▸ Exercise details: Each entry should be quoted word for word, including every mark of punctuation.

##### Data for the task

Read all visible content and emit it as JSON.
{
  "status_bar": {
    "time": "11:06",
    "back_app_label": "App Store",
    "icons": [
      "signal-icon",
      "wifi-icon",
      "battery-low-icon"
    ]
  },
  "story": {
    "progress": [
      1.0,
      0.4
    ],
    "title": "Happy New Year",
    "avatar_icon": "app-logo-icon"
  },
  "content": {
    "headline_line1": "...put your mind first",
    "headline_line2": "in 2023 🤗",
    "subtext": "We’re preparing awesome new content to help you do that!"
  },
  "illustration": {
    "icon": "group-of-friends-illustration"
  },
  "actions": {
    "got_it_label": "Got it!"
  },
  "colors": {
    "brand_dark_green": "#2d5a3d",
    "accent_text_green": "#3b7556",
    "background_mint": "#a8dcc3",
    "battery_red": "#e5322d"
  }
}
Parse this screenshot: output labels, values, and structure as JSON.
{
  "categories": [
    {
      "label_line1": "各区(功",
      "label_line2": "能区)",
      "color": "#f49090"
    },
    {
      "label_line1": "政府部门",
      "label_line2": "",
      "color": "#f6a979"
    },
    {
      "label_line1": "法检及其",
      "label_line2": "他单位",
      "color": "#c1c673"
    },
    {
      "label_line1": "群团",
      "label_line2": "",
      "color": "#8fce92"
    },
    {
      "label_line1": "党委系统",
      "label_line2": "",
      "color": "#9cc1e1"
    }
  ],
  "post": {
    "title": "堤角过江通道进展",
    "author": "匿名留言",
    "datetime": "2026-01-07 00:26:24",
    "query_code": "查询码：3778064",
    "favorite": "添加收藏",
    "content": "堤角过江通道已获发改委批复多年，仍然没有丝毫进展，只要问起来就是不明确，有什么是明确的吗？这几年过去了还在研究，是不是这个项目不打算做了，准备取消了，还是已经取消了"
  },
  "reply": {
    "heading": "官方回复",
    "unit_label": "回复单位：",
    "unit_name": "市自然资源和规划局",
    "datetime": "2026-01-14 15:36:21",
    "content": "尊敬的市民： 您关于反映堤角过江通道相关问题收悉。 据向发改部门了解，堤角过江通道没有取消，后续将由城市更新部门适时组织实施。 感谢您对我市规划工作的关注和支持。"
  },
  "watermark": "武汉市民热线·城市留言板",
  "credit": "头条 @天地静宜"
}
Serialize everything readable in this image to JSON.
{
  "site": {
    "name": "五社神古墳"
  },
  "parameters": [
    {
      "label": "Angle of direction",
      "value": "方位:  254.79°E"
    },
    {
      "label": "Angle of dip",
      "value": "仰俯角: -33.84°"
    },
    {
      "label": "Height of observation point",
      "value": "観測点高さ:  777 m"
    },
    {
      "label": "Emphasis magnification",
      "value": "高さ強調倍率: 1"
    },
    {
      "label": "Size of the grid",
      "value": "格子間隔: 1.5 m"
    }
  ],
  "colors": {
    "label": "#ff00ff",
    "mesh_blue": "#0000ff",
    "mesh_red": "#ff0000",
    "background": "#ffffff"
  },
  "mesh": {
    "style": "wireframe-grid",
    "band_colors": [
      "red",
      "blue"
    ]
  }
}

##########

▸ Output for this task:
Read all visible content and emit it as JSON.
{
  "status_bar": {
    "time": "11:06",
    "back_app_label": "App Store",
    "icons": [
      "signal-icon",
      "wifi-icon",
      "battery-low-icon"
    ]
  },
  "story": {
    "progress": [
      1.0,
      0.4
    ],
    "title": "Happy New Year",
    "avatar_icon": "app-logo-icon"
  },
  "content": {
    "headline_line1": "...put your mind first",
    "headline_line2": "in 2023 🤗",
    "subtext": "We’re preparing awesome new content to help you do that!"
  },
  "illustration": {
    "icon": "group-of-friends-illustration"
  },
  "actions": {
    "got_it_label": "Got it!"
  },
  "colors": {
    "brand_dark_green": "#2d5a3d",
    "accent_text_green": "#3b7556",
    "background_mint": "#a8dcc3",
    "battery_red": "#e5322d"
  }
}
Parse this screenshot: output labels, values, and structure as JSON.
{
  "categories": [
    {
      "label_line1": "各区(功",
      "label_line2": "能区)",
      "color": "#f49090"
    },
    {
      "label_line1": "政府部门",
      "label_line2": "",
      "color": "#f6a979"
    },
    {
      "label_line1": "法检及其",
      "label_line2": "他单位",
      "color": "#c1c673"
    },
    {
      "label_line1": "群团",
      "label_line2": "",
      "color": "#8fce92"
    },
    {
      "label_line1": "党委系统",
      "label_line2": "",
      "color": "#9cc1e1"
    }
  ],
  "post": {
    "title": "堤角过江通道进展",
    "author": "匿名留言",
    "datetime": "2026-01-07 00:26:24",
    "query_code": "查询码：3778064",
    "favorite": "添加收藏",
    "content": "堤角过江通道已获发改委批复多年，仍然没有丝毫进展，只要问起来就是不明确，有什么是明确的吗？这几年过去了还在研究，是不是这个项目不打算做了，准备取消了，还是已经取消了"
  },
  "reply": {
    "heading": "官方回复",
    "unit_label": "回复单位：",
    "unit_name": "市自然资源和规划局",
    "datetime": "2026-01-14 15:36:21",
    "content": "尊敬的市民： 您关于反映堤角过江通道相关问题收悉。 据向发改部门了解，堤角过江通道没有取消，后续将由城市更新部门适时组织实施。 感谢您对我市规划工作的关注和支持。"
  },
  "watermark": "武汉市民热线·城市留言板",
  "credit": "头条 @天地静宜"
}
Serialize everything readable in this image to JSON.
{
  "site": {
    "name": "五社神古墳"
  },
  "parameters": [
    {
      "label": "Angle of direction",
      "value": "方位:  254.79°E"
    },
    {
      "label": "Angle of dip",
      "value": "仰俯角: -33.84°"
    },
    {
      "label": "Height of observation point",
      "value": "観測点高さ:  777 m"
    },
    {
      "label": "Emphasis magnification",
      "value": "高さ強調倍率: 1"
    },
    {
      "label": "Size of the grid",
      "value": "格子間隔: 1.5 m"
    }
  ],
  "colors": {
    "label": "#ff00ff",
    "mesh_blue": "#0000ff",
    "mesh_red": "#ff0000",
    "background": "#ffffff"
  },
  "mesh": {
    "style": "wireframe-grid",
    "band_colors": [
      "red",
      "blue"
    ]
  }
}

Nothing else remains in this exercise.